#### Textauszug

Am Morgen empfängt mich die liebenswürdige Vogelscheuche (natürlich mit demselben verfärbten und angesifften Hemd) auf der Terrasse. Ich bekomme ein riesen Frühstückstablett gebracht.
Während die Sonne auf mein Gesicht scheint, und ich im Schneidersitz auf der Bierbank sitze, sprechen mich die einzige zwei anderen Gäste an. Sie scheinen schon gefrühstückt zu haben. Sie sind aus Basel und bewusst früher in Rente gegangen, um viel fernzuwandern. Im letzten Jahr seien sie von Tarifa (Südspitze Spaniens) nach Basel gelaufen, in diesem Jahr laufen sie den Rest des E4 von Budapest nach Basel. Seit Anfang April seien sie unterwegs. Sie wirken glücklich und zufrieden. Hin und wieder nehmen sie aber auch einen Lift, denn es ginge ja schließlich auch im Urlaub. Wir werden uns noch einige Male begegnen und ich werde mir deren Einstellung zu Herzen nehmen. Bisher bin ich gelaufen, habe gegessen und geschlafen. Lange in der Sonne gesessen am Endziel des Tages habe ich leider nie. Bei 10h laufen, 11h schlafen, Frühstück, Abendessen und Waschen, fehlt mir meist auch die Zeit zum schreiben. Und da sind wir wieder beim „Trauern“, beim bewusst Abschließen. Denn das Schreiben hilft mir sehr, den Tag Revue passieren zu lassen, und bereit für den nächsten zu werden.
Ich laufe los, folge wieder dem gestrigen Fahrweg, nur dieses Mal weiter hinab Richtung Marquartstein. Der Weg ist etwas langweilig, nicht sonderlich herausfordernd. Ein Schotterweg führt über Serpentinen ins Tal. Ein bisschen sieht es aus wie auf der Berchtesgadener Milchflasche: Die Kühe in der weiten Wiesenumgebung und auch der Bauer scheint optisch 1:1 aus der Milch entsprungen zu sein.
Meine Gedanken hängen bei den Gesprächen des letzten Tages. Drei Personen, drei liberale Ansichten des (Zusammen-)lebens haben sich gestern mir präsentiert. Sie alle eint eins: eine perfekte Fassade. Bei zweien ist sie um den Haushalt gezogen, bei einem durch den Haushalt. Warum ich das weiß? Weil ich nichts verurteile, solange jeder glücklich ist. Und so frage ich mich heute: warum feiern wir den pride month im Juni, wenn es solcher Fassaden noch bedarf? Ist in diesem pride month Begriff wirklich jede Form von Vielfalt enthalten? Ist Toleranz überhaupt der richtige Begriff? Sollte man Vielfalt nicht viel mehr feiern als tolerieren? Und ist nicht das Gendern der Sprache die größte Fassade überhaupt, denn man versteckt sich hinter Begriffen und Sternchen statt einfach „ein toller Mensch“ zu sein, egal wie? Wär nicht „Mensch“ ein super unkomplizierter Oberbegriff, der niemanden benachteiligt, für all die Vielfalt, die es gibt? Denn wenn ich anfange, alles einzeln benennen zu wollen, werde ich unweigerlich immer irgendeine Minderheit nicht benannt haben.

########
#### Materialsammlung

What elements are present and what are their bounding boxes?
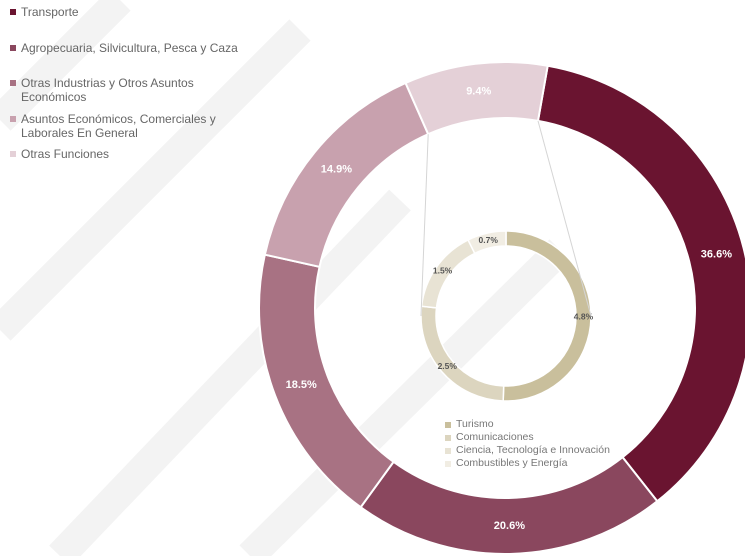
legend-swatch [10,9,16,15]
legend-item: Transporte [10,5,250,41]
legend-swatch [10,44,16,51]
legend-swatch [445,435,451,441]
donut-segment [404,61,549,136]
legend: Turismo Comunicaciones Ciencia, Tecnología… [445,418,610,470]
legend-label: Turismo [456,418,494,430]
data-label: 2.5% [438,361,458,371]
donut-segment [359,455,659,555]
data-label: 0.7% [479,235,499,245]
legend-label: Otras Industrias y Otros Asuntos Económi… [21,76,194,104]
legend-label: Comunicaciones [456,431,534,443]
data-label: 4.8% [574,312,594,322]
legend-label: Asuntos Económicos, Comerciales y Labora… [21,111,216,140]
data-label: 36.6% [701,249,732,261]
data-label: 20.6% [494,520,525,532]
legend-swatch [445,448,451,454]
legend-swatch [10,151,16,157]
legend-label: Combustibles y Energía [456,457,568,469]
legend-swatch [445,422,451,428]
legend-item: Asuntos Económicos, Comerciales y Labora… [10,112,250,148]
legend-swatch [10,115,16,122]
legend-swatch [10,80,16,86]
legend-item: Ciencia, Tecnología e Innovación [445,444,610,457]
watermark [0,0,571,556]
legend-item: Turismo [445,418,610,431]
connector-line [420,134,429,317]
legend-item: Combustibles y Energía [445,457,610,470]
legend-item: Otras Funciones [10,147,250,183]
legend-label: Transporte [21,5,79,19]
donut-segment [536,64,745,503]
legend-label: Otras Funciones [21,147,110,161]
donut-segment [467,230,507,255]
legend-label: Agropecuaria, Silvicultura, Pesca y Caza [21,40,238,55]
connector-line [537,120,592,317]
legend-swatch [445,461,451,467]
legend-item: Comunicaciones [445,431,610,444]
legend: Transporte Agropecuaria, Silvicultura, Pe… [10,5,250,183]
legend-item: Otras Industrias y Otros Asuntos Económi… [10,76,250,112]
legend-item: Agropecuaria, Silvicultura, Pesca y Caza [10,41,250,77]
data-label: 14.9% [321,164,352,176]
data-label: 1.5% [433,266,453,276]
data-label: 18.5% [286,379,317,391]
data-label: 9.4% [466,85,491,97]
legend-label: Ciencia, Tecnología e Innovación [456,444,610,456]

########

* [Arbeitsanweisung]: Fassen Sie den Textauszug in genau drei Sätzen zusammen.

* [Schriftliche Antwort]: Nach einem Frühstück auf der Terrasse lernt die schreibende Person zwei Gäste aus Basel kennen, die bewusst früher in Rente gegangen sind, um fernzuwandern, und in diesem Jahr den Rest des E4 von Budapest nach Basel laufen. Deren Einstellung will sie sich zu Herzen nehmen, denn bei zehn Stunden Laufen und elf Stunden Schlaf fehlt ihr meist die Zeit zum Schreiben, das ihr hilft, den Tag Revue passieren zu lassen. Auf dem wenig herausfordernden Schotterweg hinab Richtung Marquartstein denkt sie über die Fassaden der drei Personen vom Vortag nach und fragt, ob man Vielfalt nicht eher feiern als tolerieren sollte und ob „Mensch“ nicht als Oberbegriff für alle genügen würde.